• _Materials provided_:
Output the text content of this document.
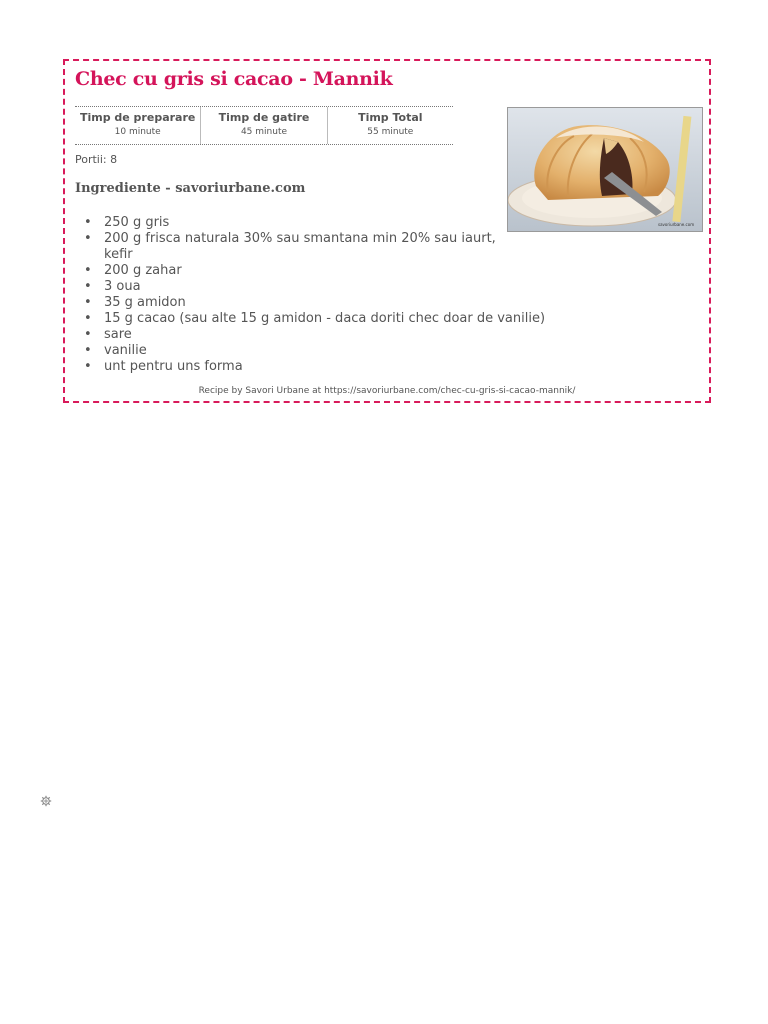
Chec cu gris si cacao - Mannik
Timp de preparare
10 minute
Timp de gatire
45 minute
Timp Total
55 minute
Portii: 8
Ingrediente - savoriurbane.com
• 250 g gris
• 200 g frisca naturala 30% sau smantana min 20% sau iaurt, kefir
• 200 g zahar
• 3 oua
• 35 g amidon
• 15 g cacao (sau alte 15 g amidon - daca doriti chec doar de vanilie)
• sare
• vanilie
• unt pentru uns forma
savoriurbane.com
Recipe by Savori Urbane at https://savoriurbane.com/chec-cu-gris-si-cacao-mannik/
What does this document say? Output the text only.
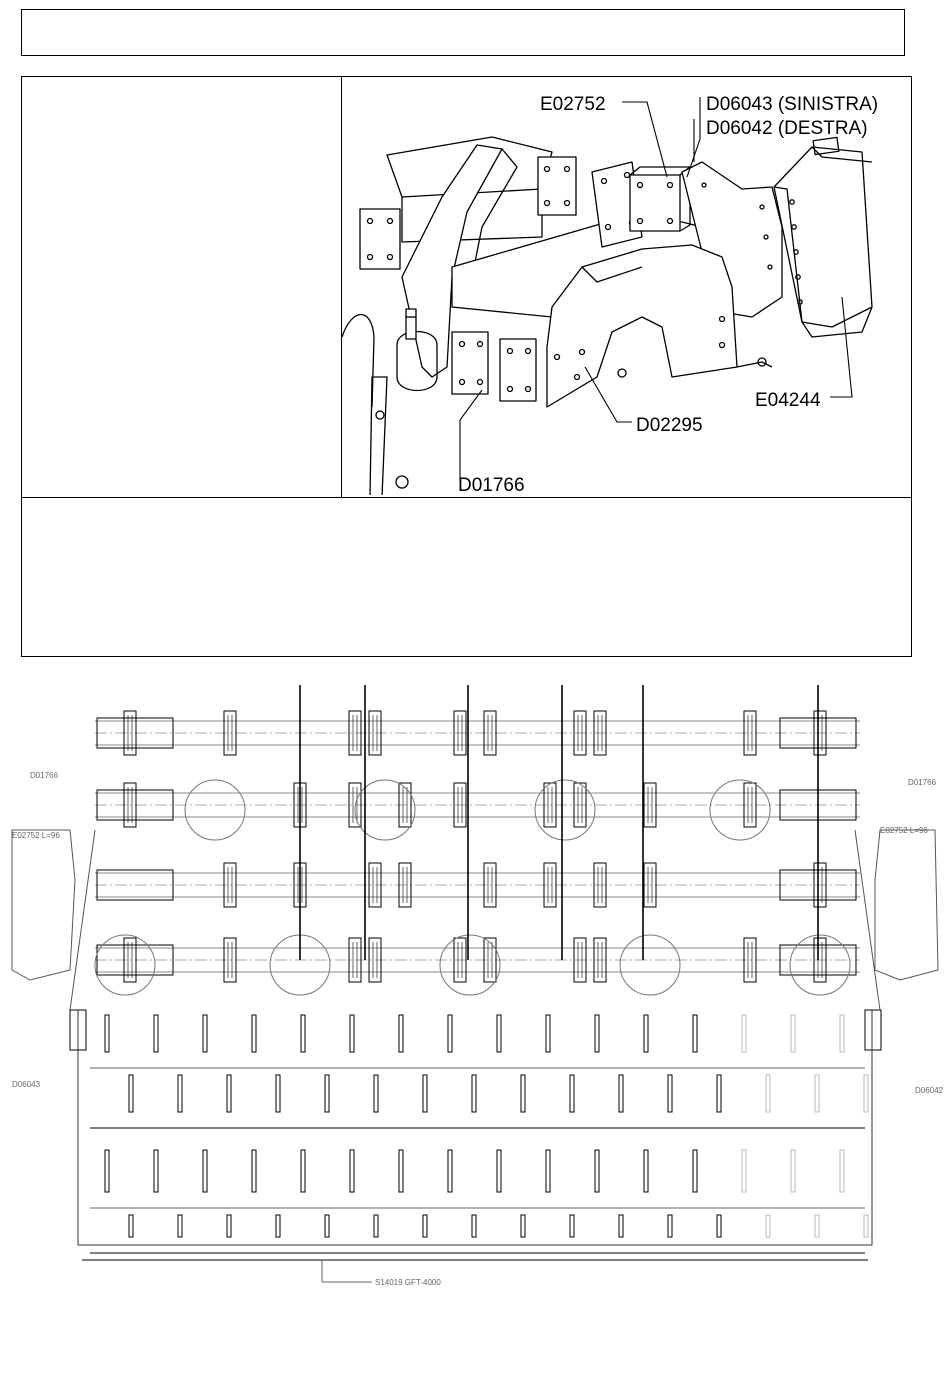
E02752	D06043 (SINISTRA)
D06042 (DESTRA)
E04244
D02295
D01766
D01766
D01766
E02752 L=96
E02752 L=96
D06043
D06042
S14019 GFT-4000
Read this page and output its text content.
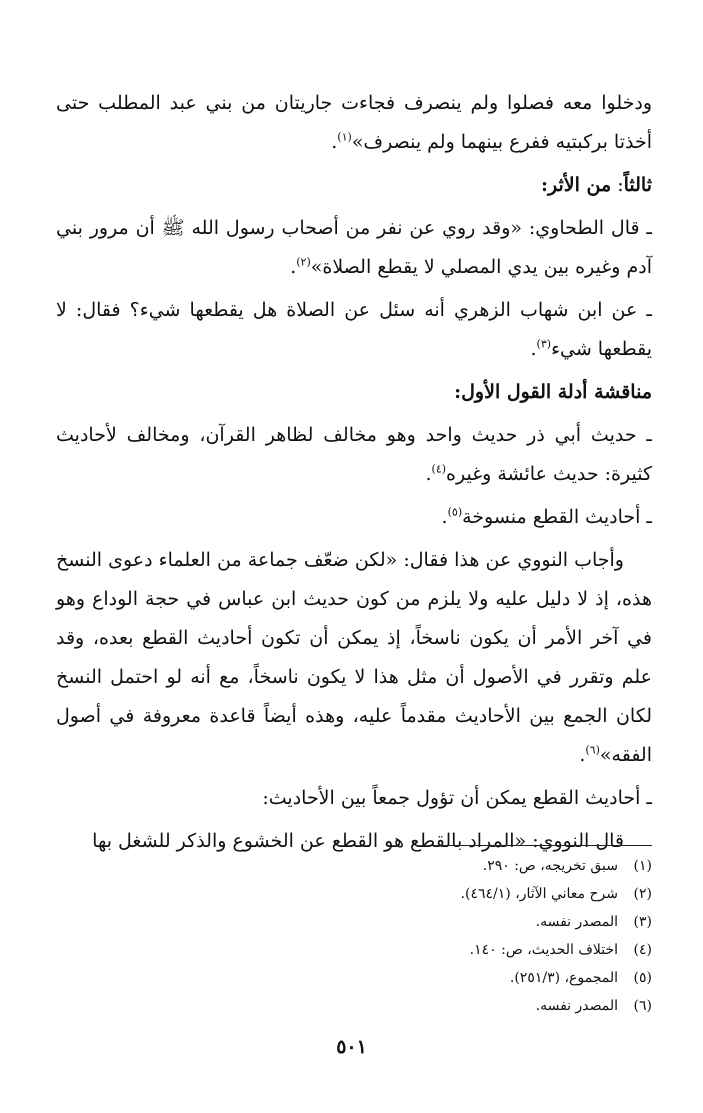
ودخلوا معه فصلوا ولم ينصرف فجاءت جاريتان من بني عبد المطلب حتى أخذتا بركبتيه ففرع بينهما ولم ينصرف»$^{(١)}$.

ثالثاً: من الأثر:

ـ قال الطحاوي: «وقد روي عن نفر من أصحاب رسول الله ﷺ أن مرور بني آدم وغيره بين يدي المصلي لا يقطع الصلاة»$^{(٢)}$.

ـ عن ابن شهاب الزهري أنه سئل عن الصلاة هل يقطعها شيء؟ فقال: لا يقطعها شيء$^{(٣)}$.

مناقشة أدلة القول الأول:

ـ حديث أبي ذر حديث واحد وهو مخالف لظاهر القرآن، ومخالف لأحاديث كثيرة: حديث عائشة وغيره$^{(٤)}$.

ـ أحاديث القطع منسوخة$^{(٥)}$.

وأجاب النووي عن هذا فقال: «لكن ضعّف جماعة من العلماء دعوى النسخ هذه، إذ لا دليل عليه ولا يلزم من كون حديث ابن عباس في حجة الوداع وهو في آخر الأمر أن يكون ناسخاً، إذ يمكن أن تكون أحاديث القطع بعده، وقد علم وتقرر في الأصول أن مثل هذا لا يكون ناسخاً، مع أنه لو احتمل النسخ لكان الجمع بين الأحاديث مقدماً عليه، وهذه أيضاً قاعدة معروفة في أصول الفقه»$^{(٦)}$.

ـ أحاديث القطع يمكن أن تؤول جمعاً بين الأحاديث:

قال النووي: «المراد بالقطع هو القطع عن الخشوع والذكر للشغل بها

(١)
سبق تخريجه، ص: ٢٩٠.
(٢)
شرح معاني الآثار، (٤٦٤/١).
(٣)
المصدر نفسه.
(٤)
اختلاف الحديث، ص: ١٤٠.
(٥)
المجموع، (٢٥١/٣).
(٦)
المصدر نفسه.
٥٠١
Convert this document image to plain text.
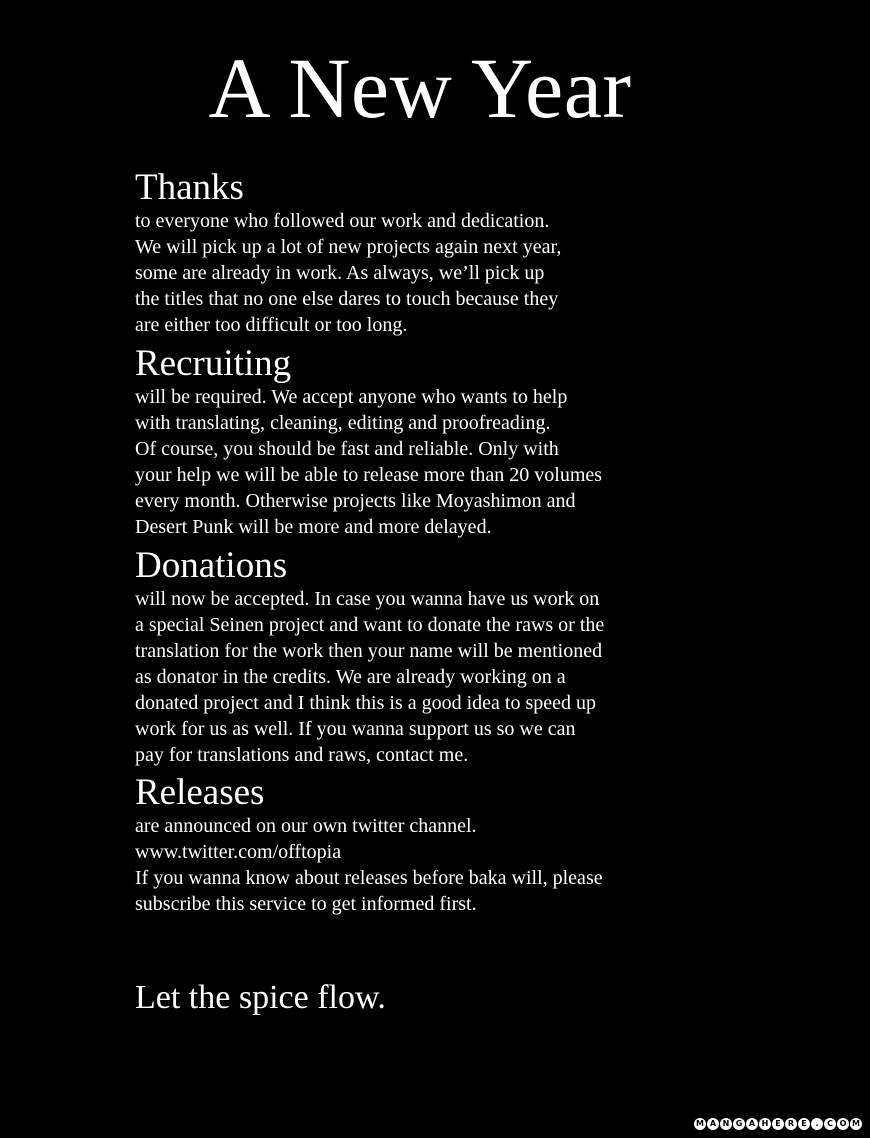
A New Year
Thanks
to everyone who followed our work and dedication.
We will pick up a lot of new projects again next year,
some are already in work. As always, we’ll pick up
the titles that no one else dares to touch because they
are either too difficult or too long.
Recruiting
will be required. We accept anyone who wants to help
with translating, cleaning, editing and proofreading.
Of course, you should be fast and reliable. Only with
your help we will be able to release more than 20 volumes
every month. Otherwise projects like Moyashimon and
Desert Punk will be more and more delayed.
Donations
will now be accepted. In case you wanna have us work on
a special Seinen project and want to donate the raws or the
translation for the work then your name will be mentioned
as donator in the credits. We are already working on a
donated project and I think this is a good idea to speed up
work for us as well. If you wanna support us so we can
pay for translations and raws, contact me.
Releases
are announced on our own twitter channel.
www.twitter.com/offtopia
If you wanna know about releases before baka will, please
subscribe this service to get informed first.

Let the spice flow.

M A N G A H E R E	.	C O M
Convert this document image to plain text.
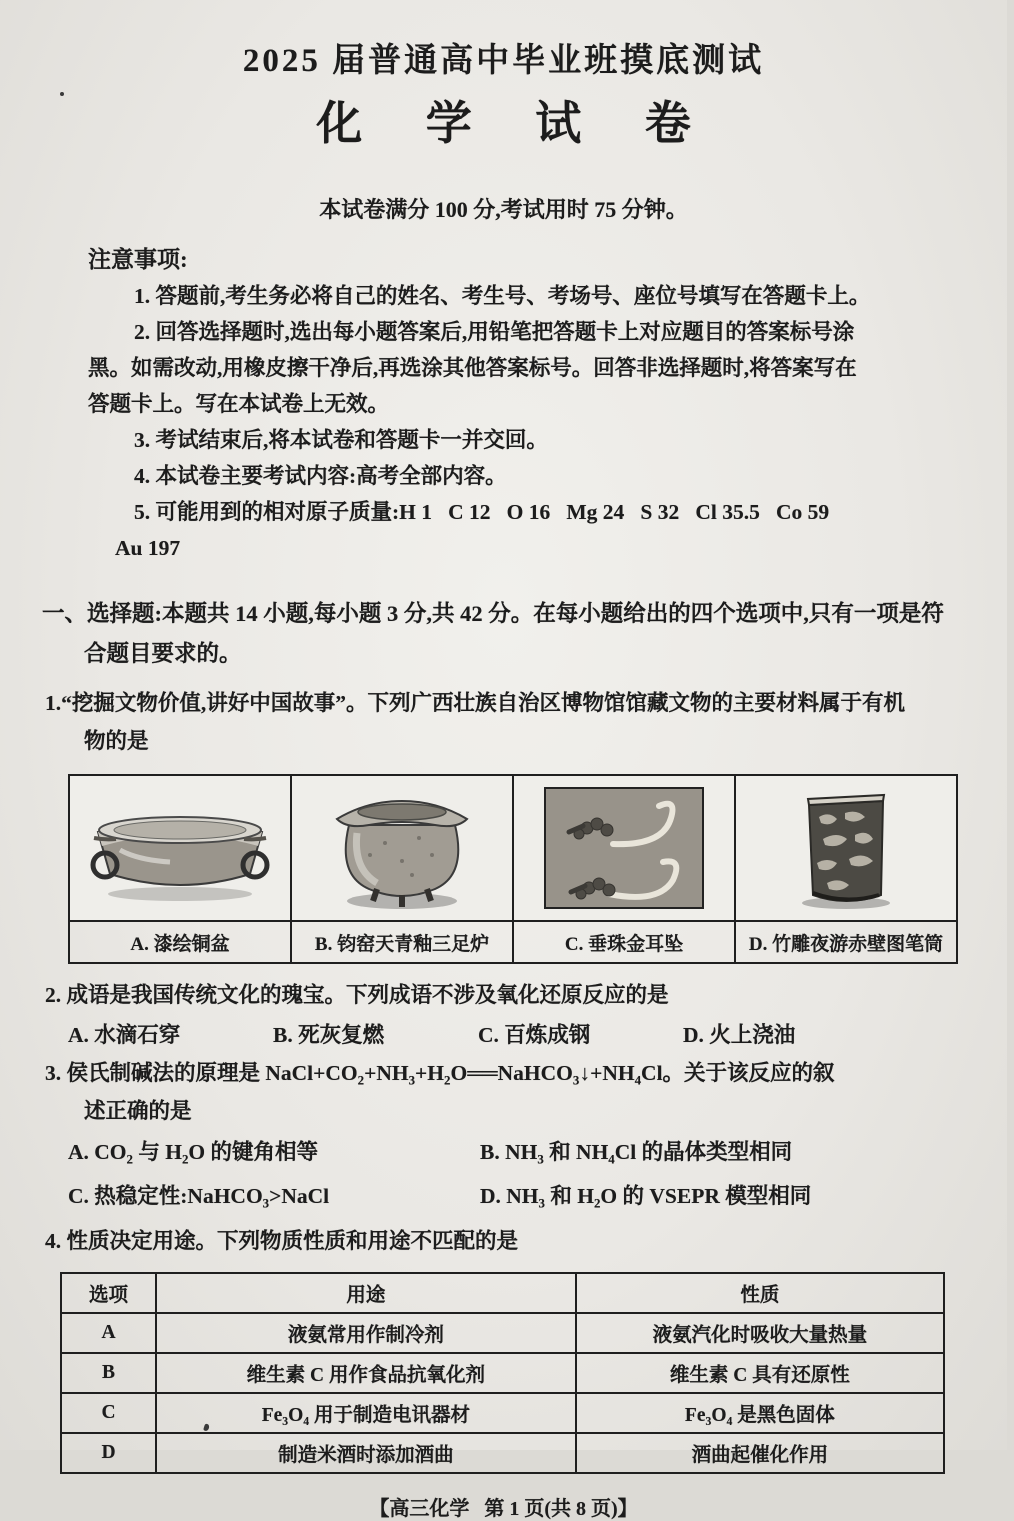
2025 届普通高中毕业班摸底测试
化 学 试 卷
本试卷满分 100 分,考试用时 75 分钟。
注意事项:
1. 答题前,考生务必将自己的姓名、考生号、考场号、座位号填写在答题卡上。
2. 回答选择题时,选出每小题答案后,用铅笔把答题卡上对应题目的答案标号涂
黑。如需改动,用橡皮擦干净后,再选涂其他答案标号。回答非选择题时,将答案写在
答题卡上。写在本试卷上无效。
3. 考试结束后,将本试卷和答题卡一并交回。
4. 本试卷主要考试内容:高考全部内容。
5. 可能用到的相对原子质量:H 1   C 12   O 16   Mg 24   S 32   Cl 35.5   Co 59
Au 197
一、选择题:本题共 14 小题,每小题 3 分,共 42 分。在每小题给出的四个选项中,只有一项是符
合题目要求的。
1.“挖掘文物价值,讲好中国故事”。下列广西壮族自治区博物馆馆藏文物的主要材料属于有机
物的是

A. 漆绘铜盆	B. 钧窑天青釉三足炉	C. 垂珠金耳坠	D. 竹雕夜游赤壁图笔筒
2. 成语是我国传统文化的瑰宝。下列成语不涉及氧化还原反应的是
A. 水滴石穿	B. 死灰复燃	C. 百炼成钢	D. 火上浇油
3. 侯氏制碱法的原理是 NaCl+CO₂+NH₃+H₂O══NaHCO₃↓+NH₄Cl。关于该反应的叙
述正确的是
A. CO₂ 与 H₂O 的键角相等	B. NH₃ 和 NH₄Cl 的晶体类型相同
C. 热稳定性:NaHCO₃>NaCl	D. NH₃ 和 H₂O 的 VSEPR 模型相同
4. 性质决定用途。下列物质性质和用途不匹配的是
选项	用途	性质
A	液氨常用作制冷剂	液氨汽化时吸收大量热量
B	维生素 C 用作食品抗氧化剂	维生素 C 具有还原性
C	Fe₃O₄ 用于制造电讯器材	Fe₃O₄ 是黑色固体
D	制造米酒时添加酒曲	酒曲起催化作用
【高三化学   第 1 页(共 8 页)】
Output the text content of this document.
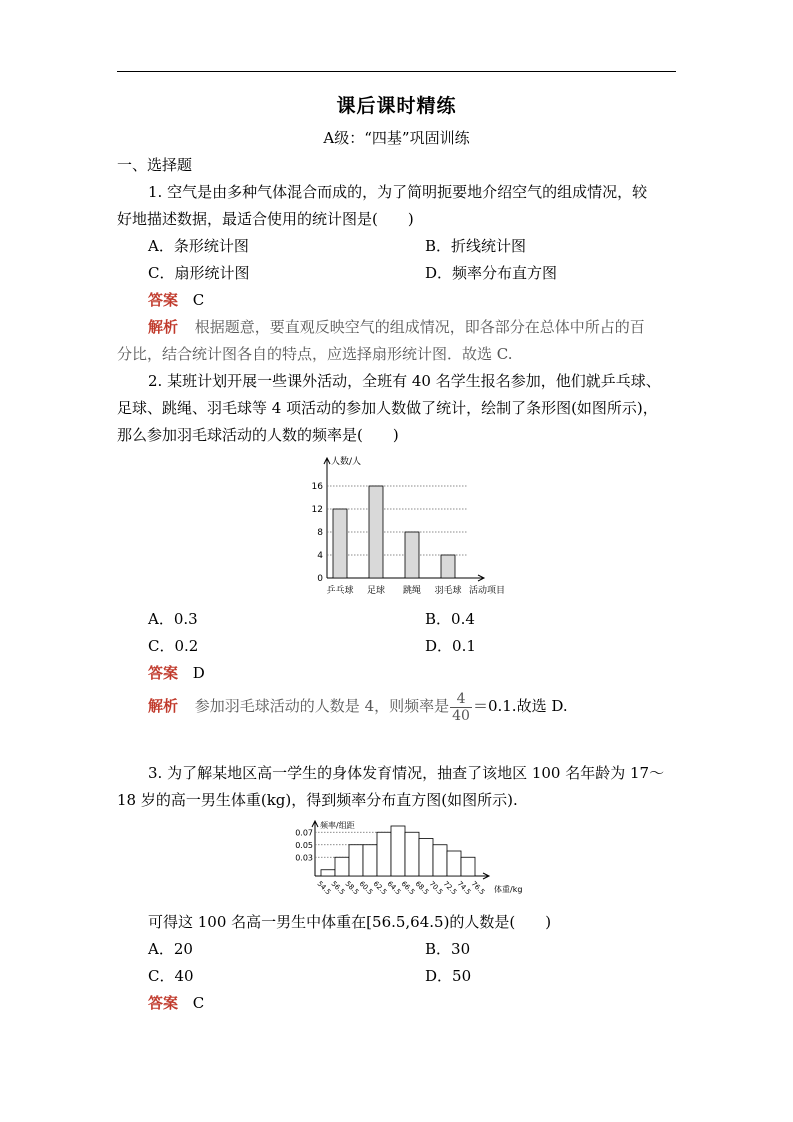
课后课时精练
A级：“四基”巩固训练
一、选择题
1. 空气是由多种气体混合而成的，为了简明扼要地介绍空气的组成情况，较
好地描述数据，最适合使用的统计图是(　　)
A．条形统计图	B．折线统计图
C．扇形统计图	D．频率分布直方图
答案 C
解析 根据题意，要直观反映空气的组成情况，即各部分在总体中所占的百
分比，结合统计图各自的特点，应选择扇形统计图．故选 C.
2. 某班计划开展一些课外活动，全班有 40 名学生报名参加，他们就乒乓球、
足球、跳绳、羽毛球等 4 项活动的参加人数做了统计，绘制了条形图(如图所示)，
那么参加羽毛球活动的人数的频率是(　　)
人数/人
活动项目
0
4
8
12
16
乒乓球 足球 跳绳 羽毛球
A．0.3	B．0.4
C．0.2	D．0.1
答案 D
解析 参加羽毛球活动的人数是 4，则频率是 $\frac{4}{40} =0.1$.故选 D.
3. 为了解某地区高一学生的身体发育情况，抽查了该地区 100 名年龄为 17～
18 岁的高一男生体重(kg)，得到频率分布直方图(如图所示).
频率/组距
体重/kg
0.03
0.05
0.07
54.5
56.5
58.5
60.5
62.5
64.5
66.5
68.5
70.5
72.5
74.5
76.5
可得这 100 名高一男生中体重在[56.5,64.5)的人数是(　　)
A．20	B．30
C．40	D．50
答案 C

• _Required work_:
Search the preceding listing for "vanilie" and extract every line where it is found.

• _Correct response_:
• 15 g cacao (sau alte 15 g amidon - daca doriti chec doar de vanilie)
• vanilie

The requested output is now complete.